Copy out the material below in full, but not its images.

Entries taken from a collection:
-- Start --

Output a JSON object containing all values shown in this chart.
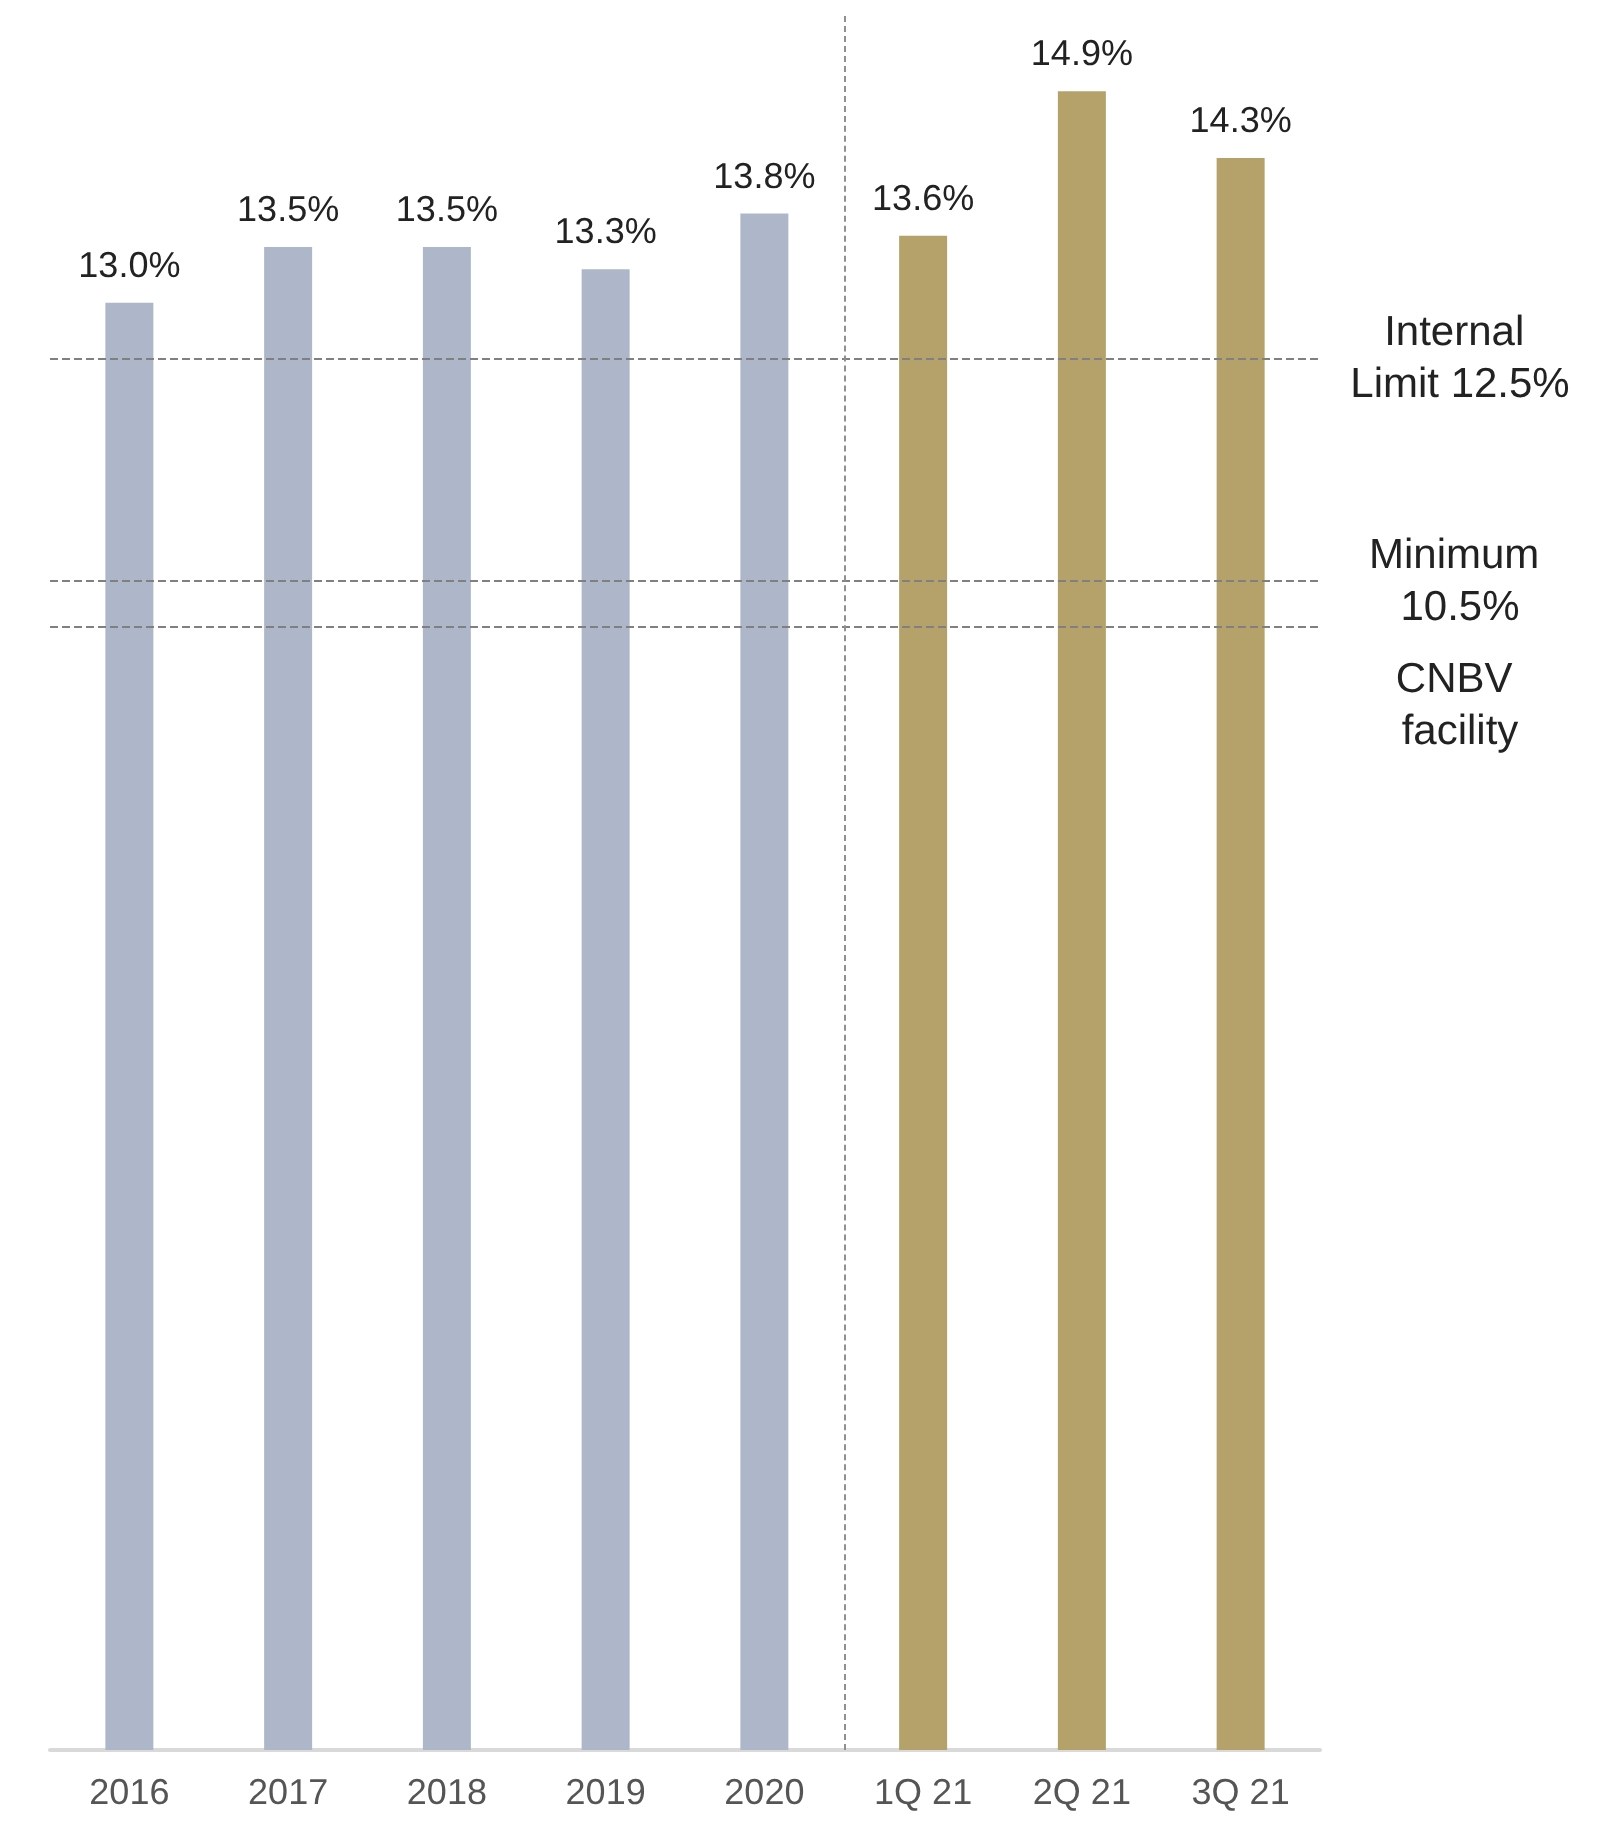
{
  "chart_data": {
    "type": "bar",
    "categories": [
      "2016",
      "2017",
      "2018",
      "2019",
      "2020",
      "1Q 21",
      "2Q 21",
      "3Q 21"
    ],
    "values": [
      13.0,
      13.5,
      13.5,
      13.3,
      13.8,
      13.6,
      14.9,
      14.3
    ],
    "colors": [
      "#adb7c9",
      "#adb7c9",
      "#adb7c9",
      "#adb7c9",
      "#adb7c9",
      "#b5a16a",
      "#b5a16a",
      "#b5a16a"
    ],
    "value_labels": [
      "13.0%",
      "13.5%",
      "13.5%",
      "13.3%",
      "13.8%",
      "13.6%",
      "14.9%",
      "14.3%"
    ],
    "tick_labels": "x",
    "grid": false,
    "ref_lines": [
      {
        "axis": "y",
        "value": 12.5,
        "label": "Internal Limit 12.5%",
        "color": "#808080",
        "line_style": "dashed"
      },
      {
        "axis": "y",
        "value": 10.5,
        "label": "Minimum 10.5%",
        "color": "#808080",
        "line_style": "dashed"
      },
      {
        "axis": "y",
        "value": 10.1,
        "label": "CNBV facility",
        "color": "#808080",
        "line_style": "dashed"
      }
    ]
  }
}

-- End --

- **Final result**
Output a JSON object containing all values shown in this chart.
{
  "chart_data": {
    "type": "bar",
    "categories": [
      "2016",
      "2017",
      "2018",
      "2019",
      "2020",
      "1Q 21",
      "2Q 21",
      "3Q 21"
    ],
    "values": [
      13.0,
      13.5,
      13.5,
      13.3,
      13.8,
      13.6,
      14.9,
      14.3
    ],
    "colors": [
      "#adb7c9",
      "#adb7c9",
      "#adb7c9",
      "#adb7c9",
      "#adb7c9",
      "#b5a16a",
      "#b5a16a",
      "#b5a16a"
    ],
    "value_labels": [
      "13.0%",
      "13.5%",
      "13.5%",
      "13.3%",
      "13.8%",
      "13.6%",
      "14.9%",
      "14.3%"
    ],
    "tick_labels": "x",
    "grid": false,
    "ref_lines": [
      {
        "axis": "y",
        "value": 12.5,
        "label": "Internal Limit 12.5%",
        "color": "#808080",
        "line_style": "dashed"
      },
      {
        "axis": "y",
        "value": 10.5,
        "label": "Minimum 10.5%",
        "color": "#808080",
        "line_style": "dashed"
      },
      {
        "axis": "y",
        "value": 10.1,
        "label": "CNBV facility",
        "color": "#808080",
        "line_style": "dashed"
      }
    ]
  }
}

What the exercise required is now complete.